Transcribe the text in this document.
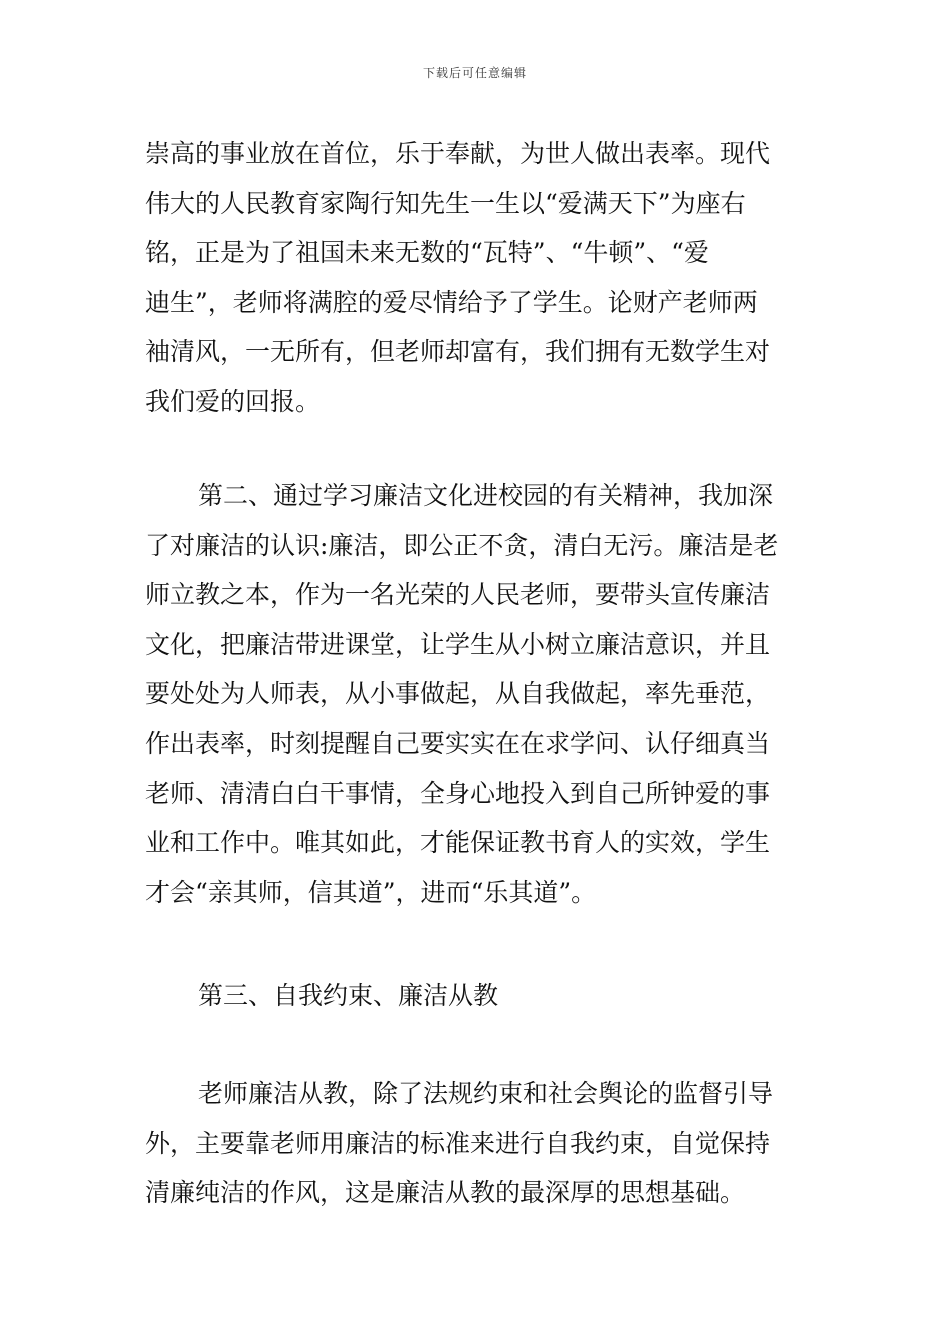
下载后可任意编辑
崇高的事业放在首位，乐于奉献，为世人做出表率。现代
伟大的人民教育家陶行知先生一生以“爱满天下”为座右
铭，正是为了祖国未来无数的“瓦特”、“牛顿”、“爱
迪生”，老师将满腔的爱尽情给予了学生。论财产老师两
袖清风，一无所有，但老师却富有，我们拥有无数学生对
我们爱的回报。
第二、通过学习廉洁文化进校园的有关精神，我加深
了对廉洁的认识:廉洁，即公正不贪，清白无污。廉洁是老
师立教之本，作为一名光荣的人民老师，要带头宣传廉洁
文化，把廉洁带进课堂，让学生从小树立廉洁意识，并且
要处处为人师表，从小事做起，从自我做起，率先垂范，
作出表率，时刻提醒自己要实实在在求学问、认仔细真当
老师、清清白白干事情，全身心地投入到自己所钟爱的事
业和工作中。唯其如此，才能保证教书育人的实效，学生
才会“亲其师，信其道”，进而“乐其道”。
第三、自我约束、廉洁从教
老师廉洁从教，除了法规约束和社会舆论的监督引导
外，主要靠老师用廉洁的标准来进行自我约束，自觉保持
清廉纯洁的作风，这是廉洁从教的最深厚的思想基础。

════════

▶ [EXERCISE AIM]
Copy out all of the material exactly as written, without its pictures.

▶ [FULL RESPONSE]
Transcribe the text in this document.
下载后可任意编辑
崇高的事业放在首位，乐于奉献，为世人做出表率。现代
伟大的人民教育家陶行知先生一生以“爱满天下”为座右
铭，正是为了祖国未来无数的“瓦特”、“牛顿”、“爱
迪生”，老师将满腔的爱尽情给予了学生。论财产老师两
袖清风，一无所有，但老师却富有，我们拥有无数学生对
我们爱的回报。
第二、通过学习廉洁文化进校园的有关精神，我加深
了对廉洁的认识:廉洁，即公正不贪，清白无污。廉洁是老
师立教之本，作为一名光荣的人民老师，要带头宣传廉洁
文化，把廉洁带进课堂，让学生从小树立廉洁意识，并且
要处处为人师表，从小事做起，从自我做起，率先垂范，
作出表率，时刻提醒自己要实实在在求学问、认仔细真当
老师、清清白白干事情，全身心地投入到自己所钟爱的事
业和工作中。唯其如此，才能保证教书育人的实效，学生
才会“亲其师，信其道”，进而“乐其道”。
第三、自我约束、廉洁从教
老师廉洁从教，除了法规约束和社会舆论的监督引导
外，主要靠老师用廉洁的标准来进行自我约束，自觉保持
清廉纯洁的作风，这是廉洁从教的最深厚的思想基础。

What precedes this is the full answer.